## START
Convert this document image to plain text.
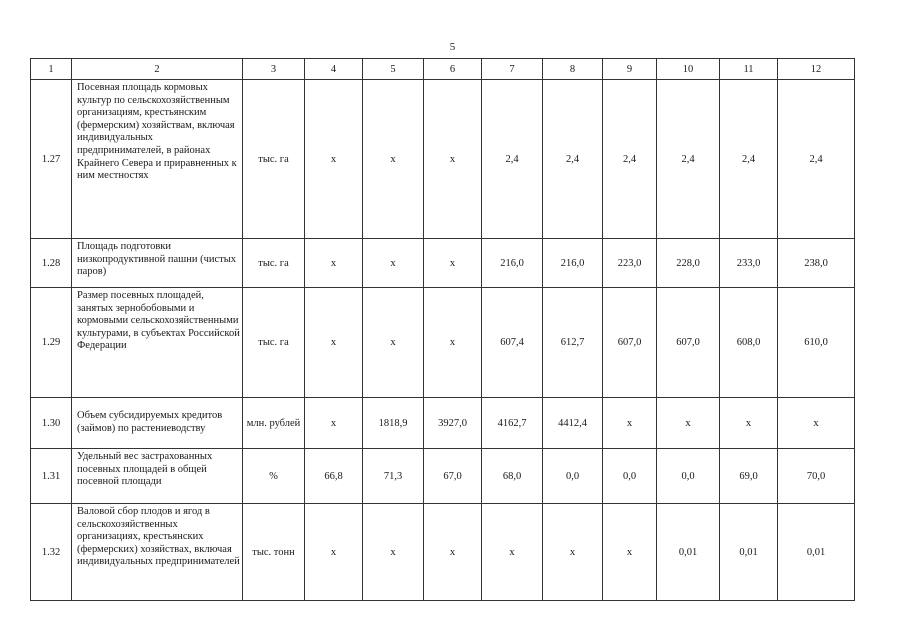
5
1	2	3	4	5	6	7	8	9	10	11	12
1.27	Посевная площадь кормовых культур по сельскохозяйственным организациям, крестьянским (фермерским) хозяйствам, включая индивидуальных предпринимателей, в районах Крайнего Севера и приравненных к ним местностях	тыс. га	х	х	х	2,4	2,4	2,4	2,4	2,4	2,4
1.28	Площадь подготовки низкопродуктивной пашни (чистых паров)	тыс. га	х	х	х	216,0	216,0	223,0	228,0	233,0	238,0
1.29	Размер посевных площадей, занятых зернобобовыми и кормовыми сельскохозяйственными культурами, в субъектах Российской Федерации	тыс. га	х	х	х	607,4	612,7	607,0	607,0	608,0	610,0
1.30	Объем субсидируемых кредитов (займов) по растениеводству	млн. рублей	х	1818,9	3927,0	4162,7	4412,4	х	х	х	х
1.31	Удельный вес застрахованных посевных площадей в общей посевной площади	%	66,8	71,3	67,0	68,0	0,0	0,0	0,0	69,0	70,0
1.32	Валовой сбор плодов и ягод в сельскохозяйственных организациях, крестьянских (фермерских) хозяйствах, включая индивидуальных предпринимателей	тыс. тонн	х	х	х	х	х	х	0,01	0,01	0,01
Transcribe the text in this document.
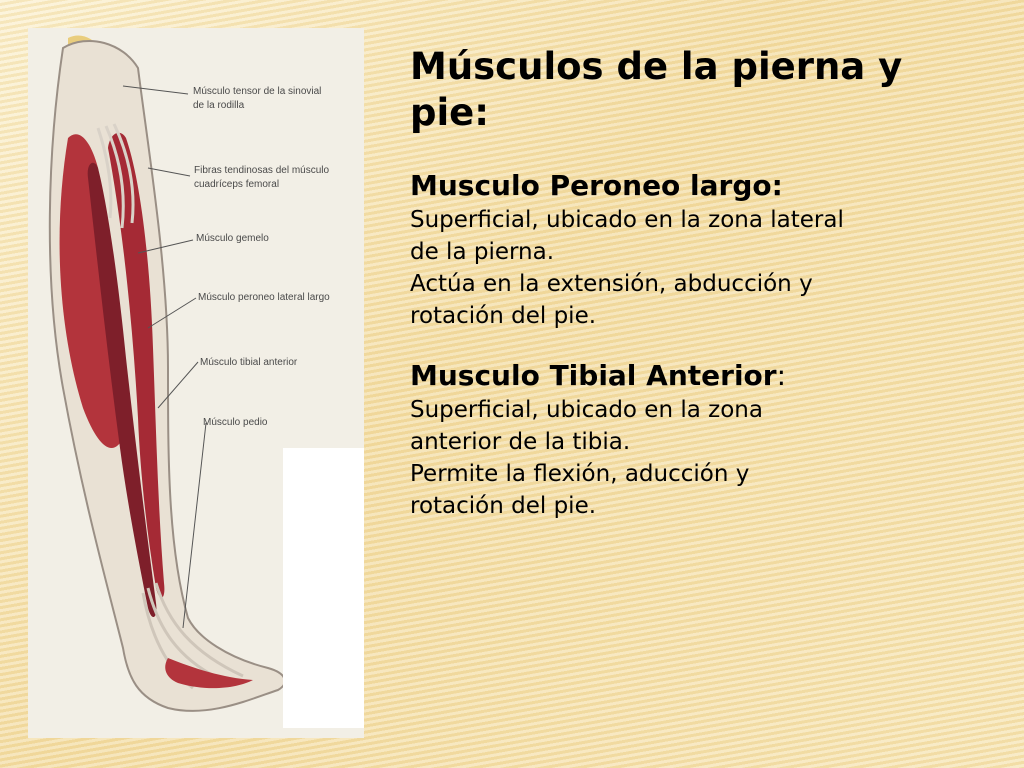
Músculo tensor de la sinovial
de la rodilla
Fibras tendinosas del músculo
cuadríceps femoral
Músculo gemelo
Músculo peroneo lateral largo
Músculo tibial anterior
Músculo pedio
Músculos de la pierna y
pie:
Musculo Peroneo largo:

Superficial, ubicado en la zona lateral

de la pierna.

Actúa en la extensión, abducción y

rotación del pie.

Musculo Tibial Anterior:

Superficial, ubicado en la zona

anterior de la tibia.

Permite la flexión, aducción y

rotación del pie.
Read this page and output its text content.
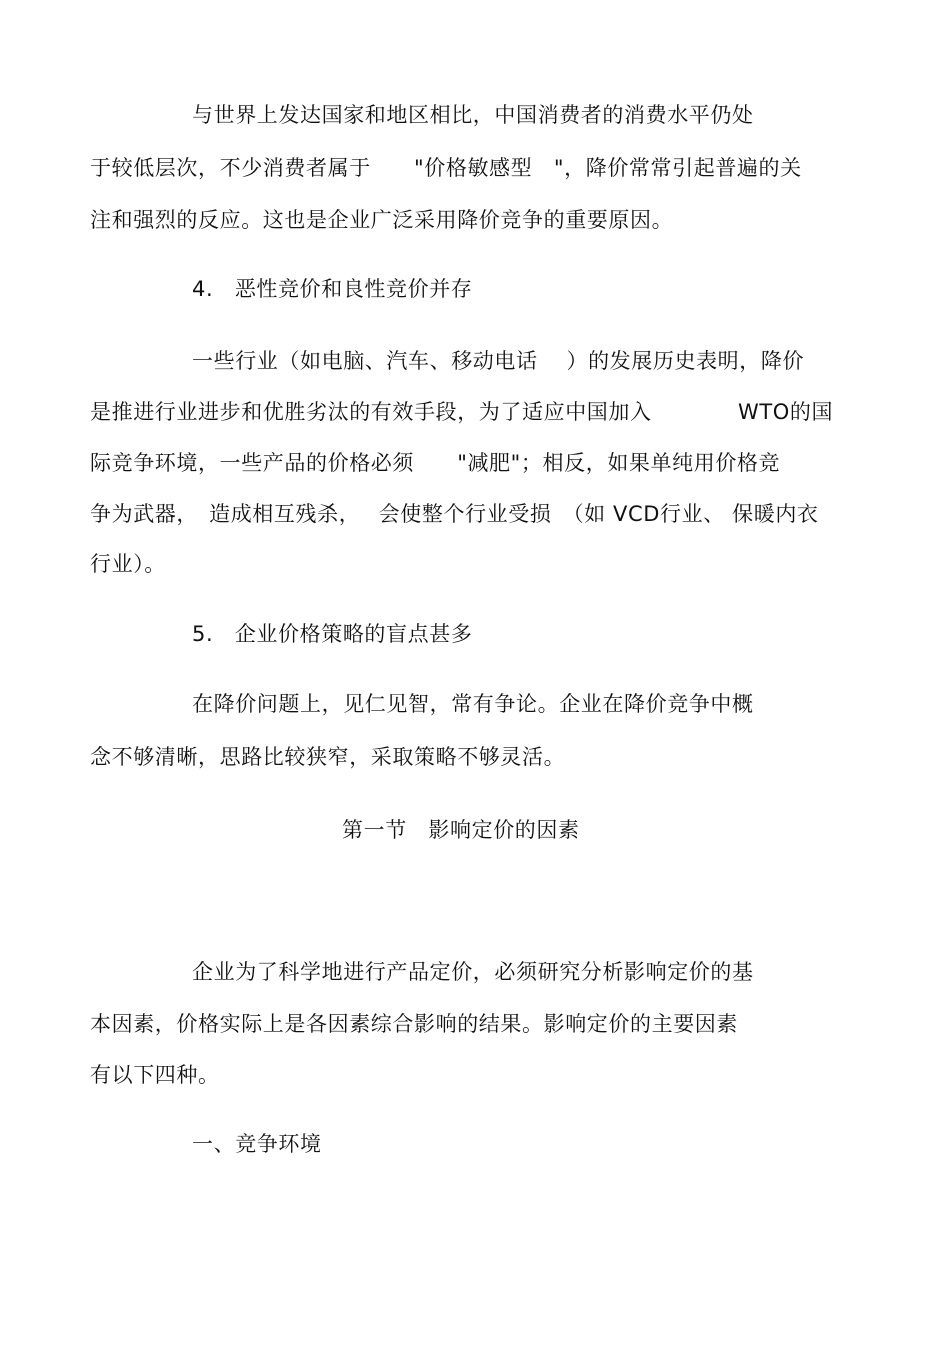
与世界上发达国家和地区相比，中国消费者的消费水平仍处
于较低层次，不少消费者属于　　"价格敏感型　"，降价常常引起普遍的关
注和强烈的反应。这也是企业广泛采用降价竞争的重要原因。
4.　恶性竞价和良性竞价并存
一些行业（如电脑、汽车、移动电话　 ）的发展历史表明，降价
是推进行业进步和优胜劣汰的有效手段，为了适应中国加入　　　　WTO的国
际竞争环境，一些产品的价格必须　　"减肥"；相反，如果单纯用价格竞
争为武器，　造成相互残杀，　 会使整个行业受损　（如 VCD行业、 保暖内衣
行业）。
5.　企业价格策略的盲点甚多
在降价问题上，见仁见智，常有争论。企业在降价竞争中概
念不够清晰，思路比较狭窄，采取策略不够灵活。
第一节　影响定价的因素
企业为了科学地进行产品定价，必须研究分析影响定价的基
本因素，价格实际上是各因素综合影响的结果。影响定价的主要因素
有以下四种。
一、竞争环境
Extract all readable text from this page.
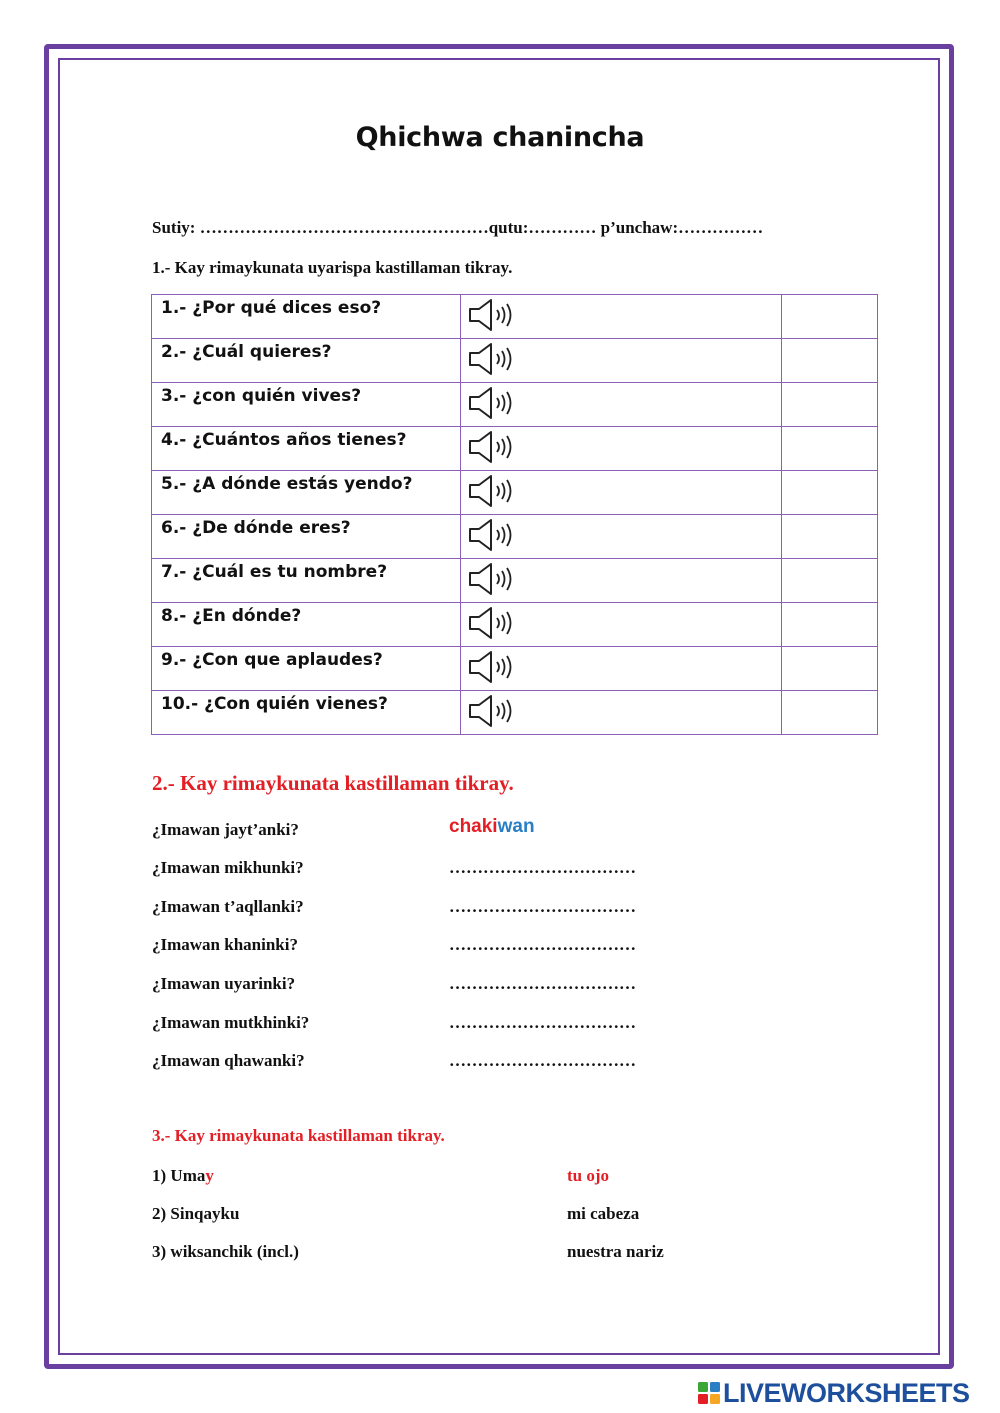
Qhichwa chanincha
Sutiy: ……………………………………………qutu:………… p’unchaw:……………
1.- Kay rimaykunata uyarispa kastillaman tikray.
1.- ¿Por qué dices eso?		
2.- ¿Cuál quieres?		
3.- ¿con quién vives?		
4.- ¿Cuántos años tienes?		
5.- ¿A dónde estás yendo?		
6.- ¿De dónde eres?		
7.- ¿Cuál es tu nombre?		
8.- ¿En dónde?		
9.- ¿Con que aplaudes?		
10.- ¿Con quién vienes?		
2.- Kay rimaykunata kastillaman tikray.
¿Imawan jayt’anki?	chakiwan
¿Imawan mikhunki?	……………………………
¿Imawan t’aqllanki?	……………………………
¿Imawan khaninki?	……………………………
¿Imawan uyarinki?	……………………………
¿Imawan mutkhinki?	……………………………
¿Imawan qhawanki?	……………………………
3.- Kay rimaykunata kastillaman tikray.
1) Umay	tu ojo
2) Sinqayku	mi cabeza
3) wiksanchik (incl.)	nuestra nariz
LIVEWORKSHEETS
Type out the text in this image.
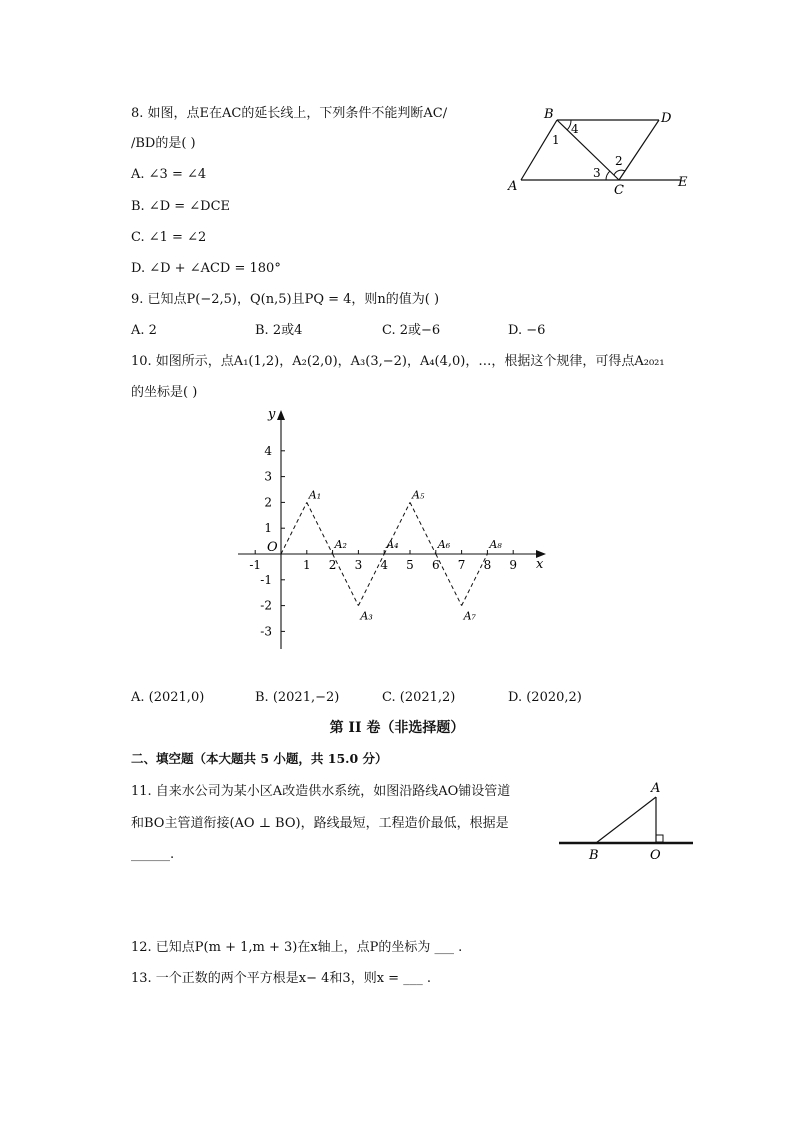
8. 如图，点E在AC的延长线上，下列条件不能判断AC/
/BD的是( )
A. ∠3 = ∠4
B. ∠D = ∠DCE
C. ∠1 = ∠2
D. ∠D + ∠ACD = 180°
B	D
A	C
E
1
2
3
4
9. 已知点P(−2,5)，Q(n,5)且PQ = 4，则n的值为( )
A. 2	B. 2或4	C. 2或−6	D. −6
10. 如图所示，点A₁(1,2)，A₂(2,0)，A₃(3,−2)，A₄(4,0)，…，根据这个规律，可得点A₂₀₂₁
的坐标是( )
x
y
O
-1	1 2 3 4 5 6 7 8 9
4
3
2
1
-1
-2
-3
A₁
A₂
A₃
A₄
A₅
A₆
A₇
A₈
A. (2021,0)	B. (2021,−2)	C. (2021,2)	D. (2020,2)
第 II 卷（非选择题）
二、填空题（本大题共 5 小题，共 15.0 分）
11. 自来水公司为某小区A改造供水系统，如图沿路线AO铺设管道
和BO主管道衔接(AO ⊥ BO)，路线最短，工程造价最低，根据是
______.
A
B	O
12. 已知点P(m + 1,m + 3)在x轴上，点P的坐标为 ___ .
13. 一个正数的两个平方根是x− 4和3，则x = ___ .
## END
EXERCISE INSTRUCTIONS: Reproduce the whole listing exactly, but not the images in it.

EXERCISE ANSWER:
Convert this document image to plain text.
5
1	2	3	4	5	6	7	8	9	10	11	12
1.27	Посевная площадь кормовых культур по сельскохозяйственным организациям, крестьянским (фермерским) хозяйствам, включая индивидуальных предпринимателей, в районах Крайнего Севера и приравненных к ним местностях	тыс. га	х	х	х	2,4	2,4	2,4	2,4	2,4	2,4
1.28	Площадь подготовки низкопродуктивной пашни (чистых паров)	тыс. га	х	х	х	216,0	216,0	223,0	228,0	233,0	238,0
1.29	Размер посевных площадей, занятых зернобобовыми и кормовыми сельскохозяйственными культурами, в субъектах Российской Федерации	тыс. га	х	х	х	607,4	612,7	607,0	607,0	608,0	610,0
1.30	Объем субсидируемых кредитов (займов) по растениеводству	млн. рублей	х	1818,9	3927,0	4162,7	4412,4	х	х	х	х
1.31	Удельный вес застрахованных посевных площадей в общей посевной площади	%	66,8	71,3	67,0	68,0	0,0	0,0	0,0	69,0	70,0
1.32	Валовой сбор плодов и ягод в сельскохозяйственных организациях, крестьянских (фермерских) хозяйствах, включая индивидуальных предпринимателей	тыс. тонн	х	х	х	х	х	х	0,01	0,01	0,01
Transcribe the text in this document.
Músculo tensor de la sinovial
de la rodilla
Fibras tendinosas del músculo
cuadríceps femoral
Músculo gemelo
Músculo peroneo lateral largo
Músculo tibial anterior
Músculo pedio
Músculos de la pierna y
pie:
Musculo Peroneo largo:

Superficial, ubicado en la zona lateral

de la pierna.

Actúa en la extensión, abducción y

rotación del pie.

Musculo Tibial Anterior:

Superficial, ubicado en la zona

anterior de la tibia.

Permite la flexión, aducción y

rotación del pie.
Read this page and output its text content.
与世界上发达国家和地区相比，中国消费者的消费水平仍处
于较低层次，不少消费者属于　　"价格敏感型　"，降价常常引起普遍的关
注和强烈的反应。这也是企业广泛采用降价竞争的重要原因。
4.　恶性竞价和良性竞价并存
一些行业（如电脑、汽车、移动电话　 ）的发展历史表明，降价
是推进行业进步和优胜劣汰的有效手段，为了适应中国加入　　　　WTO的国
际竞争环境，一些产品的价格必须　　"减肥"；相反，如果单纯用价格竞
争为武器，　造成相互残杀，　 会使整个行业受损　（如 VCD行业、 保暖内衣
行业）。
5.　企业价格策略的盲点甚多
在降价问题上，见仁见智，常有争论。企业在降价竞争中概
念不够清晰，思路比较狭窄，采取策略不够灵活。
第一节　影响定价的因素
企业为了科学地进行产品定价，必须研究分析影响定价的基
本因素，价格实际上是各因素综合影响的结果。影响定价的主要因素
有以下四种。
一、竞争环境
Extract all readable text from this page.
Qhichwa chanincha
Sutiy: ……………………………………………qutu:………… p’unchaw:……………
1.- Kay rimaykunata uyarispa kastillaman tikray.
1.- ¿Por qué dices eso?		
2.- ¿Cuál quieres?		
3.- ¿con quién vives?		
4.- ¿Cuántos años tienes?		
5.- ¿A dónde estás yendo?		
6.- ¿De dónde eres?		
7.- ¿Cuál es tu nombre?		
8.- ¿En dónde?		
9.- ¿Con que aplaudes?		
10.- ¿Con quién vienes?		
2.- Kay rimaykunata kastillaman tikray.
¿Imawan jayt’anki?	chakiwan
¿Imawan mikhunki?	……………………………
¿Imawan t’aqllanki?	……………………………
¿Imawan khaninki?	……………………………
¿Imawan uyarinki?	……………………………
¿Imawan mutkhinki?	……………………………
¿Imawan qhawanki?	……………………………
3.- Kay rimaykunata kastillaman tikray.
1) Umay	tu ojo
2) Sinqayku	mi cabeza
3) wiksanchik (incl.)	nuestra nariz
LIVEWORKSHEETS
Type out the text in this image.
8. 如图，点E在AC的延长线上，下列条件不能判断AC/
/BD的是( )
A. ∠3 = ∠4
B. ∠D = ∠DCE
C. ∠1 = ∠2
D. ∠D + ∠ACD = 180°
B	D
A	C
E
1
2
3
4
9. 已知点P(−2,5)，Q(n,5)且PQ = 4，则n的值为( )
A. 2	B. 2或4	C. 2或−6	D. −6
10. 如图所示，点A₁(1,2)，A₂(2,0)，A₃(3,−2)，A₄(4,0)，…，根据这个规律，可得点A₂₀₂₁
的坐标是( )
x
y
O
-1	1 2 3 4 5 6 7 8 9
4
3
2
1
-1
-2
-3
A₁
A₂
A₃
A₄
A₅
A₆
A₇
A₈
A. (2021,0)	B. (2021,−2)	C. (2021,2)	D. (2020,2)
第 II 卷（非选择题）
二、填空题（本大题共 5 小题，共 15.0 分）
11. 自来水公司为某小区A改造供水系统，如图沿路线AO铺设管道
和BO主管道衔接(AO ⊥ BO)，路线最短，工程造价最低，根据是
______.
A
B	O
12. 已知点P(m + 1,m + 3)在x轴上，点P的坐标为 ___ .
13. 一个正数的两个平方根是x− 4和3，则x = ___ .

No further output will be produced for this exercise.